%%
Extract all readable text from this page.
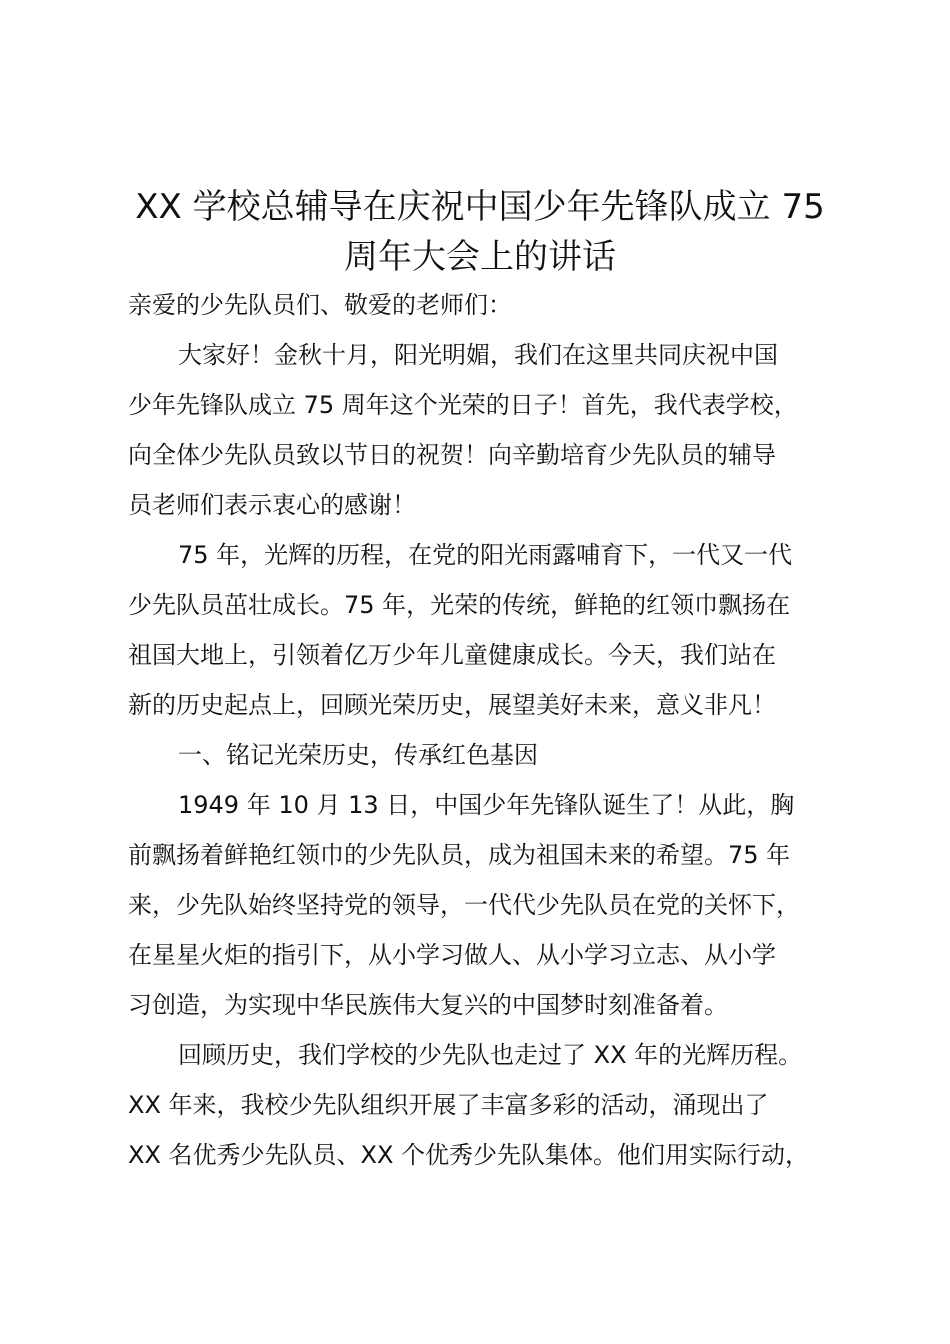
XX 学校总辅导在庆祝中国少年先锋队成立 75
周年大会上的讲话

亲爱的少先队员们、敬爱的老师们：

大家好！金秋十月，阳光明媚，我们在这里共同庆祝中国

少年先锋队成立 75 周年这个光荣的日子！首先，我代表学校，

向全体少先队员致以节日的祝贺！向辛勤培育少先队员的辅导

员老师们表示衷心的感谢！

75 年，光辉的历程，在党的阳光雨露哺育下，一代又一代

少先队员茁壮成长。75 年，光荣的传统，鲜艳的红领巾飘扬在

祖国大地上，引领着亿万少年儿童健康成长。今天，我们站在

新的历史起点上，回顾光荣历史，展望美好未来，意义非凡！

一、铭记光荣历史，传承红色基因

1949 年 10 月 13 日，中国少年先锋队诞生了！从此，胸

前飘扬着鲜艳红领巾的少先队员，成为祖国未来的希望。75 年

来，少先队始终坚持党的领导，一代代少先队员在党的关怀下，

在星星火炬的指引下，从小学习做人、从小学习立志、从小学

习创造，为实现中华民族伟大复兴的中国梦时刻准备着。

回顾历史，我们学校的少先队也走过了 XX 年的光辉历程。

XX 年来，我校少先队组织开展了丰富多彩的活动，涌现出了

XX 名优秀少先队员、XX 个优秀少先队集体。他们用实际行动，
%%
§ WRITTEN TASK
Send back the data above word for word, with the pictures left out.

§ RESPONSE
Extract all readable text from this page.
XX 学校总辅导在庆祝中国少年先锋队成立 75
周年大会上的讲话

亲爱的少先队员们、敬爱的老师们：

大家好！金秋十月，阳光明媚，我们在这里共同庆祝中国

少年先锋队成立 75 周年这个光荣的日子！首先，我代表学校，

向全体少先队员致以节日的祝贺！向辛勤培育少先队员的辅导

员老师们表示衷心的感谢！

75 年，光辉的历程，在党的阳光雨露哺育下，一代又一代

少先队员茁壮成长。75 年，光荣的传统，鲜艳的红领巾飘扬在

祖国大地上，引领着亿万少年儿童健康成长。今天，我们站在

新的历史起点上，回顾光荣历史，展望美好未来，意义非凡！

一、铭记光荣历史，传承红色基因

1949 年 10 月 13 日，中国少年先锋队诞生了！从此，胸

前飘扬着鲜艳红领巾的少先队员，成为祖国未来的希望。75 年

来，少先队始终坚持党的领导，一代代少先队员在党的关怀下，

在星星火炬的指引下，从小学习做人、从小学习立志、从小学

习创造，为实现中华民族伟大复兴的中国梦时刻准备着。

回顾历史，我们学校的少先队也走过了 XX 年的光辉历程。

XX 年来，我校少先队组织开展了丰富多彩的活动，涌现出了

XX 名优秀少先队员、XX 个优秀少先队集体。他们用实际行动，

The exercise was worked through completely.